_TASK STATEMENT_. Below are some records. Count the lines with "Events" in them and give nothing but the total.

[begin ENTRIES SHOWN]

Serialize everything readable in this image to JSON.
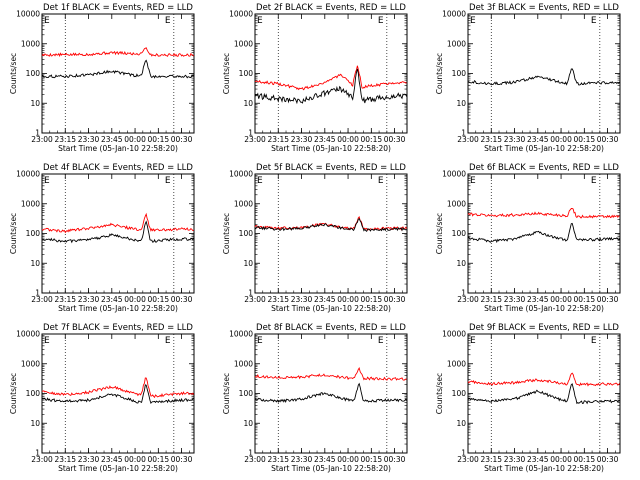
{
  "chart_data": [
    {
      "type": "line",
      "title": "Det 1f BLACK = Events, RED = LLD",
      "ylabel": "Counts/sec",
      "xlabel": "Start Time (05-Jan-10 22:58:20)",
      "x_ticks": [
        "23:00",
        "23:15",
        "23:30",
        "23:45",
        "00:00",
        "00:15",
        "00:30"
      ],
      "y_ticks": [
        "1",
        "10",
        "100",
        "1000",
        "10000"
      ],
      "ylim": [
        1,
        10000
      ],
      "y_scale": "log",
      "vlines": [
        "23:15",
        "00:25"
      ],
      "flags": [
        "E",
        "E"
      ],
      "series": [
        {
          "name": "RED",
          "color": "#ff0000",
          "x": [
            "23:00",
            "23:30",
            "23:45",
            "00:03",
            "00:07",
            "00:10",
            "00:30"
          ],
          "values": [
            420,
            440,
            500,
            450,
            750,
            420,
            420
          ]
        },
        {
          "name": "BLACK",
          "color": "#000000",
          "x": [
            "23:00",
            "23:15",
            "23:30",
            "23:45",
            "00:00",
            "00:04",
            "00:07",
            "00:10",
            "00:30"
          ],
          "values": [
            80,
            80,
            90,
            120,
            85,
            85,
            300,
            80,
            80
          ]
        }
      ]
    },
    {
      "type": "line",
      "title": "Det 2f BLACK = Events, RED = LLD",
      "ylabel": "Counts/sec",
      "xlabel": "Start Time (05-Jan-10 22:58:20)",
      "x_ticks": [
        "23:00",
        "23:15",
        "23:30",
        "23:45",
        "00:00",
        "00:15",
        "00:30"
      ],
      "y_ticks": [
        "1",
        "10",
        "100",
        "1000",
        "10000"
      ],
      "ylim": [
        1,
        10000
      ],
      "y_scale": "log",
      "vlines": [
        "23:15",
        "00:25"
      ],
      "flags": [
        "E",
        "E"
      ],
      "series": [
        {
          "name": "RED",
          "color": "#ff0000",
          "x": [
            "23:00",
            "23:15",
            "23:30",
            "23:45",
            "23:55",
            "00:03",
            "00:06",
            "00:09",
            "00:30"
          ],
          "values": [
            55,
            45,
            30,
            50,
            90,
            40,
            200,
            35,
            50
          ]
        },
        {
          "name": "BLACK",
          "color": "#000000",
          "x": [
            "23:00",
            "23:15",
            "23:30",
            "23:45",
            "23:55",
            "00:03",
            "00:06",
            "00:09",
            "00:30"
          ],
          "values": [
            18,
            14,
            12,
            22,
            30,
            15,
            170,
            12,
            18
          ]
        }
      ]
    },
    {
      "type": "line",
      "title": "Det 3f BLACK = Events, RED = LLD",
      "ylabel": "Counts/sec",
      "xlabel": "Start Time (05-Jan-10 22:58:20)",
      "x_ticks": [
        "23:00",
        "23:15",
        "23:30",
        "23:45",
        "00:00",
        "00:15",
        "00:30"
      ],
      "y_ticks": [
        "1",
        "10",
        "100",
        "1000",
        "10000"
      ],
      "ylim": [
        1,
        10000
      ],
      "y_scale": "log",
      "vlines": [
        "23:15",
        "00:25"
      ],
      "flags": [
        "E",
        "E"
      ],
      "series": [
        {
          "name": "BLACK",
          "color": "#000000",
          "x": [
            "23:00",
            "23:15",
            "23:30",
            "23:45",
            "00:00",
            "00:04",
            "00:07",
            "00:10",
            "00:30"
          ],
          "values": [
            55,
            45,
            50,
            80,
            50,
            45,
            170,
            45,
            50
          ]
        }
      ]
    },
    {
      "type": "line",
      "title": "Det 4f BLACK = Events, RED = LLD",
      "ylabel": "Counts/sec",
      "xlabel": "Start Time (05-Jan-10 22:58:20)",
      "x_ticks": [
        "23:00",
        "23:15",
        "23:30",
        "23:45",
        "00:00",
        "00:15",
        "00:30"
      ],
      "y_ticks": [
        "1",
        "10",
        "100",
        "1000",
        "10000"
      ],
      "ylim": [
        1,
        10000
      ],
      "y_scale": "log",
      "vlines": [
        "23:15",
        "00:25"
      ],
      "flags": [
        "E",
        "E"
      ],
      "series": [
        {
          "name": "RED",
          "color": "#ff0000",
          "x": [
            "23:00",
            "23:15",
            "23:30",
            "23:45",
            "00:00",
            "00:04",
            "00:07",
            "00:10",
            "00:30"
          ],
          "values": [
            140,
            120,
            150,
            200,
            140,
            130,
            450,
            130,
            140
          ]
        },
        {
          "name": "BLACK",
          "color": "#000000",
          "x": [
            "23:00",
            "23:15",
            "23:30",
            "23:45",
            "00:00",
            "00:04",
            "00:07",
            "00:10",
            "00:30"
          ],
          "values": [
            65,
            55,
            60,
            90,
            60,
            55,
            260,
            55,
            65
          ]
        }
      ]
    },
    {
      "type": "line",
      "title": "Det 5f BLACK = Events, RED = LLD",
      "ylabel": "Counts/sec",
      "xlabel": "Start Time (05-Jan-10 22:58:20)",
      "x_ticks": [
        "23:00",
        "23:15",
        "23:30",
        "23:45",
        "00:00",
        "00:15",
        "00:30"
      ],
      "y_ticks": [
        "1",
        "10",
        "100",
        "1000",
        "10000"
      ],
      "ylim": [
        1,
        10000
      ],
      "y_scale": "log",
      "vlines": [
        "23:15",
        "00:25"
      ],
      "flags": [
        "E",
        "E"
      ],
      "series": [
        {
          "name": "RED",
          "color": "#ff0000",
          "x": [
            "23:00",
            "23:15",
            "23:30",
            "23:45",
            "00:00",
            "00:04",
            "00:07",
            "00:10",
            "00:30"
          ],
          "values": [
            170,
            150,
            160,
            210,
            150,
            150,
            380,
            140,
            150
          ]
        },
        {
          "name": "BLACK",
          "color": "#000000",
          "x": [
            "23:00",
            "23:15",
            "23:30",
            "23:45",
            "00:00",
            "00:04",
            "00:07",
            "00:10",
            "00:30"
          ],
          "values": [
            160,
            140,
            150,
            200,
            140,
            140,
            330,
            130,
            140
          ]
        }
      ]
    },
    {
      "type": "line",
      "title": "Det 6f BLACK = Events, RED = LLD",
      "ylabel": "Counts/sec",
      "xlabel": "Start Time (05-Jan-10 22:58:20)",
      "x_ticks": [
        "23:00",
        "23:15",
        "23:30",
        "23:45",
        "00:00",
        "00:15",
        "00:30"
      ],
      "y_ticks": [
        "1",
        "10",
        "100",
        "1000",
        "10000"
      ],
      "ylim": [
        1,
        10000
      ],
      "y_scale": "log",
      "vlines": [
        "23:15",
        "00:25"
      ],
      "flags": [
        "E",
        "E"
      ],
      "series": [
        {
          "name": "RED",
          "color": "#ff0000",
          "x": [
            "23:00",
            "23:15",
            "23:30",
            "23:45",
            "00:00",
            "00:04",
            "00:07",
            "00:10",
            "00:30"
          ],
          "values": [
            450,
            400,
            420,
            470,
            410,
            400,
            750,
            370,
            370
          ]
        },
        {
          "name": "BLACK",
          "color": "#000000",
          "x": [
            "23:00",
            "23:15",
            "23:30",
            "23:45",
            "00:00",
            "00:04",
            "00:07",
            "00:10",
            "00:30"
          ],
          "values": [
            70,
            55,
            65,
            110,
            65,
            60,
            250,
            60,
            65
          ]
        }
      ]
    },
    {
      "type": "line",
      "title": "Det 7f BLACK = Events, RED = LLD",
      "ylabel": "Counts/sec",
      "xlabel": "Start Time (05-Jan-10 22:58:20)",
      "x_ticks": [
        "23:00",
        "23:15",
        "23:30",
        "23:45",
        "00:00",
        "00:15",
        "00:30"
      ],
      "y_ticks": [
        "1",
        "10",
        "100",
        "1000",
        "10000"
      ],
      "ylim": [
        1,
        10000
      ],
      "y_scale": "log",
      "vlines": [
        "23:15",
        "00:25"
      ],
      "flags": [
        "E",
        "E"
      ],
      "series": [
        {
          "name": "RED",
          "color": "#ff0000",
          "x": [
            "23:00",
            "23:15",
            "23:30",
            "23:45",
            "00:00",
            "00:04",
            "00:07",
            "00:10",
            "00:30"
          ],
          "values": [
            120,
            90,
            110,
            170,
            100,
            90,
            400,
            80,
            100
          ]
        },
        {
          "name": "BLACK",
          "color": "#000000",
          "x": [
            "23:00",
            "23:15",
            "23:30",
            "23:45",
            "00:00",
            "00:04",
            "00:07",
            "00:10",
            "00:30"
          ],
          "values": [
            65,
            55,
            60,
            95,
            55,
            50,
            230,
            50,
            60
          ]
        }
      ]
    },
    {
      "type": "line",
      "title": "Det 8f BLACK = Events, RED = LLD",
      "ylabel": "Counts/sec",
      "xlabel": "Start Time (05-Jan-10 22:58:20)",
      "x_ticks": [
        "23:00",
        "23:15",
        "23:30",
        "23:45",
        "00:00",
        "00:15",
        "00:30"
      ],
      "y_ticks": [
        "1",
        "10",
        "100",
        "1000",
        "10000"
      ],
      "ylim": [
        1,
        10000
      ],
      "y_scale": "log",
      "vlines": [
        "23:15",
        "00:25"
      ],
      "flags": [
        "E",
        "E"
      ],
      "series": [
        {
          "name": "RED",
          "color": "#ff0000",
          "x": [
            "23:00",
            "23:15",
            "23:30",
            "23:45",
            "00:00",
            "00:04",
            "00:07",
            "00:10",
            "00:30"
          ],
          "values": [
            380,
            340,
            360,
            420,
            330,
            320,
            700,
            320,
            310
          ]
        },
        {
          "name": "BLACK",
          "color": "#000000",
          "x": [
            "23:00",
            "23:15",
            "23:30",
            "23:45",
            "00:00",
            "00:04",
            "00:07",
            "00:10",
            "00:30"
          ],
          "values": [
            65,
            55,
            65,
            105,
            60,
            55,
            220,
            55,
            60
          ]
        }
      ]
    },
    {
      "type": "line",
      "title": "Det 9f BLACK = Events, RED = LLD",
      "ylabel": "Counts/sec",
      "xlabel": "Start Time (05-Jan-10 22:58:20)",
      "x_ticks": [
        "23:00",
        "23:15",
        "23:30",
        "23:45",
        "00:00",
        "00:15",
        "00:30"
      ],
      "y_ticks": [
        "1",
        "10",
        "100",
        "1000",
        "10000"
      ],
      "ylim": [
        1,
        10000
      ],
      "y_scale": "log",
      "vlines": [
        "23:15",
        "00:25"
      ],
      "flags": [
        "E",
        "E"
      ],
      "series": [
        {
          "name": "RED",
          "color": "#ff0000",
          "x": [
            "23:00",
            "23:15",
            "23:30",
            "23:45",
            "00:00",
            "00:04",
            "00:07",
            "00:10",
            "00:30"
          ],
          "values": [
            250,
            210,
            230,
            290,
            220,
            210,
            500,
            200,
            210
          ]
        },
        {
          "name": "BLACK",
          "color": "#000000",
          "x": [
            "23:00",
            "23:15",
            "23:30",
            "23:45",
            "00:00",
            "00:04",
            "00:07",
            "00:10",
            "00:30"
          ],
          "values": [
            70,
            55,
            65,
            120,
            60,
            55,
            230,
            50,
            55
          ]
        }
      ]
    }
  ]
}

[end ENTRIES SHOWN]

_THE COMPLETED TASK_. 9